Find every line in the records below that contains the word "this", and copy each such line.

[start of DATA FOR PROCESSING]

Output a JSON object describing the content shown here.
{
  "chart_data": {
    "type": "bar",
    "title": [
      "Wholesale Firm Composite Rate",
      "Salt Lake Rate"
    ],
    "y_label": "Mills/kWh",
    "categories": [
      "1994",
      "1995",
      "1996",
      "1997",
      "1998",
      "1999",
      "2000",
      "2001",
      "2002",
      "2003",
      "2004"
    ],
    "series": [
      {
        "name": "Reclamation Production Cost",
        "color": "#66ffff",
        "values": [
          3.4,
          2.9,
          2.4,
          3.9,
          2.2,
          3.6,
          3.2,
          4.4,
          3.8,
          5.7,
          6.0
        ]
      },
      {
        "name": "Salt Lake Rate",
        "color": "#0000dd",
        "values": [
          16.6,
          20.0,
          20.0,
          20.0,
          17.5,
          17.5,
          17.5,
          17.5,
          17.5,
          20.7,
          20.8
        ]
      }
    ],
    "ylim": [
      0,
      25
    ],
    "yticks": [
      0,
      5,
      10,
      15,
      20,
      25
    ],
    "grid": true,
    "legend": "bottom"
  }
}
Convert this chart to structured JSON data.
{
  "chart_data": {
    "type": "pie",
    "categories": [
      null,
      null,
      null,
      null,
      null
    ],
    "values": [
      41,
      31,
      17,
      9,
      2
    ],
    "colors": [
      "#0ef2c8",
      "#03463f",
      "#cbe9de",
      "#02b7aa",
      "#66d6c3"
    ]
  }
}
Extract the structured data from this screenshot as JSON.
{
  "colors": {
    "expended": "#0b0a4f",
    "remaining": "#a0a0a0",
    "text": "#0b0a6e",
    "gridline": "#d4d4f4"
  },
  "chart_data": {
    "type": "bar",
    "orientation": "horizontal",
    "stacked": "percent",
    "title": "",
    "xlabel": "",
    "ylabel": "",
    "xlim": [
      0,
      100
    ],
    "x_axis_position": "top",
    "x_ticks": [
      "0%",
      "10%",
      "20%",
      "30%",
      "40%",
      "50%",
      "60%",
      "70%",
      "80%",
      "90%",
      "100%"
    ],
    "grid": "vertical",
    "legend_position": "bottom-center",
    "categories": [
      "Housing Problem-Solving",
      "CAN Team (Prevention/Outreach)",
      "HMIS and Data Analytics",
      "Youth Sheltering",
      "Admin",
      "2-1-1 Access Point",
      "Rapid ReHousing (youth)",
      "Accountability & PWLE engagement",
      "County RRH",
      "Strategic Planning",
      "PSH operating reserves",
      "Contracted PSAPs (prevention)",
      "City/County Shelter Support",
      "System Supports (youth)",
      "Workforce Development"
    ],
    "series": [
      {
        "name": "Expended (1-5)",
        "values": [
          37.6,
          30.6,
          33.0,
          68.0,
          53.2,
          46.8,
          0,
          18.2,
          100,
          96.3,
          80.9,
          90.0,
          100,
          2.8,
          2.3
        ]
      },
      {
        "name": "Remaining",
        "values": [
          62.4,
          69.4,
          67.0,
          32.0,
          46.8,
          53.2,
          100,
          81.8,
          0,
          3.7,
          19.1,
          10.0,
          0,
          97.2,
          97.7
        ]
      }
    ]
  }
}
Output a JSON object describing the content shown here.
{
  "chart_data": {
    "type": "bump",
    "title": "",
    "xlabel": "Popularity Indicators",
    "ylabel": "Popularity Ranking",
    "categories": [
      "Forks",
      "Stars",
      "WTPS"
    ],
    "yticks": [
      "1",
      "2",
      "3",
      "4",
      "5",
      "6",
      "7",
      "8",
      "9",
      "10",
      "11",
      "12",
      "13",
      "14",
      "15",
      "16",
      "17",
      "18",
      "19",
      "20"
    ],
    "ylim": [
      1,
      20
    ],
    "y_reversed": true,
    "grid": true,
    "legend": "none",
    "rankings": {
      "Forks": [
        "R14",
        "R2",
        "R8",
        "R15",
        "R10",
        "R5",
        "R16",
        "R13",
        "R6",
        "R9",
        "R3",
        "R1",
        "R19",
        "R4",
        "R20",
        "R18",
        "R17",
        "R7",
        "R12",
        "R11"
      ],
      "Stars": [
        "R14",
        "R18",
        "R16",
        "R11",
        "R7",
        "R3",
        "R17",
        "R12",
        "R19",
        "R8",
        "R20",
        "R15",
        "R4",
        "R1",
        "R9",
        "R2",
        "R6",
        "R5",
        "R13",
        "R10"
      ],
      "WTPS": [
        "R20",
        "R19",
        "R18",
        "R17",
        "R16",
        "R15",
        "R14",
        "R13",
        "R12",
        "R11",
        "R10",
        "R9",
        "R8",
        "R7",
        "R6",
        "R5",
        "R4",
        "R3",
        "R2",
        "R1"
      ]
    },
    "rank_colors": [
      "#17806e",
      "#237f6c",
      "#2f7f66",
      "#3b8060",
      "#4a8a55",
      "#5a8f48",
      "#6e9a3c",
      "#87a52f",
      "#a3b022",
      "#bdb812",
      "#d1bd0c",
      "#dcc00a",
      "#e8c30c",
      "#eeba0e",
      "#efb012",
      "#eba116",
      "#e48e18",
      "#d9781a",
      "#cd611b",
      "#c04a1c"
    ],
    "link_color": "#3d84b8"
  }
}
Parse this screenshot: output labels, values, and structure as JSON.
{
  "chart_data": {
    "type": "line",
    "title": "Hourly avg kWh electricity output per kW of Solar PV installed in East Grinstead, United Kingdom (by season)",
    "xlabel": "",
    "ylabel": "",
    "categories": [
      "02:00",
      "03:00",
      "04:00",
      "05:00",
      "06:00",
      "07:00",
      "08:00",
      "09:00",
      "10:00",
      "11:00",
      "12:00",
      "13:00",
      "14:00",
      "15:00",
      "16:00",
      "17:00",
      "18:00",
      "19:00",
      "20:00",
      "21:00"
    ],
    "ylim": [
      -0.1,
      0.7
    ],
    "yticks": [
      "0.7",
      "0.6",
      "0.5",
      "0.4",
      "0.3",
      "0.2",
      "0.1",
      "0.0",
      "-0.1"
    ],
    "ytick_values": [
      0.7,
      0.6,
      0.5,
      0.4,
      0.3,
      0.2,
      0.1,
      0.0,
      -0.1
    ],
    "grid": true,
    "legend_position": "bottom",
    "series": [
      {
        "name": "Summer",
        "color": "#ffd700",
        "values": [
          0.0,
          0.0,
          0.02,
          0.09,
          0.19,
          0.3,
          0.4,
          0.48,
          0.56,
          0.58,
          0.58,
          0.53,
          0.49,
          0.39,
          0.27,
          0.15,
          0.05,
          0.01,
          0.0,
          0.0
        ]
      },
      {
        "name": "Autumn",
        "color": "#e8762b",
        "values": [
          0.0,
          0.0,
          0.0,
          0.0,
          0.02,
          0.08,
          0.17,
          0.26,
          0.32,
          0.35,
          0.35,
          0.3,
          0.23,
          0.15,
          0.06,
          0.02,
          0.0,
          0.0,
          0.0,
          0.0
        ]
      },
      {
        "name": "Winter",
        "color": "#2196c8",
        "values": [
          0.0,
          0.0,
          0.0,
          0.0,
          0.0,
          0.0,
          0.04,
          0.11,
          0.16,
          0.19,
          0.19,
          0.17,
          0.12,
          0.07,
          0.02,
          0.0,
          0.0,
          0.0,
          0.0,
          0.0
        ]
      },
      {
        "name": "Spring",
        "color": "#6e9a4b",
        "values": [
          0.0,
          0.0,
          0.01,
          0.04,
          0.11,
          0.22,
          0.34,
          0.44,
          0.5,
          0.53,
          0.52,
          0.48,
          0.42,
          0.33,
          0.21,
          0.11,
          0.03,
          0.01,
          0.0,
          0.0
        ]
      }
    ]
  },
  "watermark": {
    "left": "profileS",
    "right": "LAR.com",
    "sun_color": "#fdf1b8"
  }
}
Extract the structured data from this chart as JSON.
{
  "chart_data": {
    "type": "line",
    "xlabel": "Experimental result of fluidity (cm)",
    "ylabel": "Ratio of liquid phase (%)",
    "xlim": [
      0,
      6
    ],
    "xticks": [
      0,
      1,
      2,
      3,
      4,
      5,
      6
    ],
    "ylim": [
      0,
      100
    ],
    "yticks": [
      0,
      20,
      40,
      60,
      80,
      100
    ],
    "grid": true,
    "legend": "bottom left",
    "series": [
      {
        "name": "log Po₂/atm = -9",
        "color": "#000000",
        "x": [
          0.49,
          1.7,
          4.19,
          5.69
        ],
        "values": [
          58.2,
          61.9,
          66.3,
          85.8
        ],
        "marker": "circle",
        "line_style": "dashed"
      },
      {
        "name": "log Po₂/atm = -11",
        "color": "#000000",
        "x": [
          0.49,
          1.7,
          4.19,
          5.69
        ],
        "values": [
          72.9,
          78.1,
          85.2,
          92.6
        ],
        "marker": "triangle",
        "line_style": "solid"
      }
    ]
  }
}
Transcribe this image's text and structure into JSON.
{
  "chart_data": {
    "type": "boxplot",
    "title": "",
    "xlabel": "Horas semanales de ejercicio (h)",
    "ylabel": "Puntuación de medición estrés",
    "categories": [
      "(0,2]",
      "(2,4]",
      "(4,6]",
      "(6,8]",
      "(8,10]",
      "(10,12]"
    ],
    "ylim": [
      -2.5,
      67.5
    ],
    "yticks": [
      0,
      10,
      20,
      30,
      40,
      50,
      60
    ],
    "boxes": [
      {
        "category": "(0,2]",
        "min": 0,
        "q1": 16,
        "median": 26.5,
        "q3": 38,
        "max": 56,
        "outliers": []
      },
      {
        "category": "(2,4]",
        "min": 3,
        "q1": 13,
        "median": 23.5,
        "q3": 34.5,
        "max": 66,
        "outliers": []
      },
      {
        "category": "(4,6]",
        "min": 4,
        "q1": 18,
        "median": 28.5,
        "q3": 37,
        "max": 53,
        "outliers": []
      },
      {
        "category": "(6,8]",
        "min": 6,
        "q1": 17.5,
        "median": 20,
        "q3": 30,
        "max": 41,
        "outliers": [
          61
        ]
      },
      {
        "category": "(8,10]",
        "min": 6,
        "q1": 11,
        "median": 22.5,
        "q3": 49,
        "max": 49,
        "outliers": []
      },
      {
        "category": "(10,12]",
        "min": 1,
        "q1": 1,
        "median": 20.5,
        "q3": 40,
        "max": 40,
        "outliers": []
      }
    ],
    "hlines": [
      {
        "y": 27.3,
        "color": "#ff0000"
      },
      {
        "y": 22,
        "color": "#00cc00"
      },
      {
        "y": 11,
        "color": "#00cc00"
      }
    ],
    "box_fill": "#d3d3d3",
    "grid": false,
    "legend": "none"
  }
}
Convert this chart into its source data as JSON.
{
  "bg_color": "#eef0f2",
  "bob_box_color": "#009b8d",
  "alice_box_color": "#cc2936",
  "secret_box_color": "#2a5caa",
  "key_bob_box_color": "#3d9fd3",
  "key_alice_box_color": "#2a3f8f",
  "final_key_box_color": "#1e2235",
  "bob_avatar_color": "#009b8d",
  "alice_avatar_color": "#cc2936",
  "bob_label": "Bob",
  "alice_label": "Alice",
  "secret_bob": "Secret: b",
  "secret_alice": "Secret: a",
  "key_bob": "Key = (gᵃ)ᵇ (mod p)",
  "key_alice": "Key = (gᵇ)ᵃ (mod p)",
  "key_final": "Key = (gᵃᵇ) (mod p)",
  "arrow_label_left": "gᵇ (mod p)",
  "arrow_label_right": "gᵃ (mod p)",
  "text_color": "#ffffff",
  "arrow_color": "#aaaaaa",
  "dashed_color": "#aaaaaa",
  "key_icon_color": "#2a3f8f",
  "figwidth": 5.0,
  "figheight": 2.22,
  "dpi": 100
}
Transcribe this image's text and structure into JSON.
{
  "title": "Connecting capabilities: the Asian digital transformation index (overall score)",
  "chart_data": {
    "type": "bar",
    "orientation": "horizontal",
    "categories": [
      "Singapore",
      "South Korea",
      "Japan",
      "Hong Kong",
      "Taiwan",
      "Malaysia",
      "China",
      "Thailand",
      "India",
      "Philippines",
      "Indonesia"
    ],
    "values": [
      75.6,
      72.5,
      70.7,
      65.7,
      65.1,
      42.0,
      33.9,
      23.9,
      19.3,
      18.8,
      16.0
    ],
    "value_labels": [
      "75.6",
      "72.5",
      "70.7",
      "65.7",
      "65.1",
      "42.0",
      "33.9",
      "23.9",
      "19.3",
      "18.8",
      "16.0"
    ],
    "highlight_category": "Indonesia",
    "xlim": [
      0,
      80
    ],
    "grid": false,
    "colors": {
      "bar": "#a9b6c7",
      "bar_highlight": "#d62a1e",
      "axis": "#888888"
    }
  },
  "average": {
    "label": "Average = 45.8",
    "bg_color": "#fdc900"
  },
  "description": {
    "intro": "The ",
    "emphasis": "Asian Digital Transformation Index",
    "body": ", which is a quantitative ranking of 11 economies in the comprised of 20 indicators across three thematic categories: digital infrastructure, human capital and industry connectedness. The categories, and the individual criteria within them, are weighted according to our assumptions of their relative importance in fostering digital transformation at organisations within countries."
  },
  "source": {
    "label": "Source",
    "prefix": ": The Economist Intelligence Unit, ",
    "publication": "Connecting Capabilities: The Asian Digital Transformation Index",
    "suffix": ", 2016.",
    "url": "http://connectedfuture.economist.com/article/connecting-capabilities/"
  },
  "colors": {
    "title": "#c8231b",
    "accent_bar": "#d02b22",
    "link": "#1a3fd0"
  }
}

[end of DATA FOR PROCESSING]

REPLY:
Convert this chart to structured JSON data.
Extract the structured data from this screenshot as JSON.
Parse this screenshot: output labels, values, and structure as JSON.
Extract the structured data from this chart as JSON.
Transcribe this image's text and structure into JSON.
Convert this chart into its source data as JSON.
Transcribe this image's text and structure into JSON.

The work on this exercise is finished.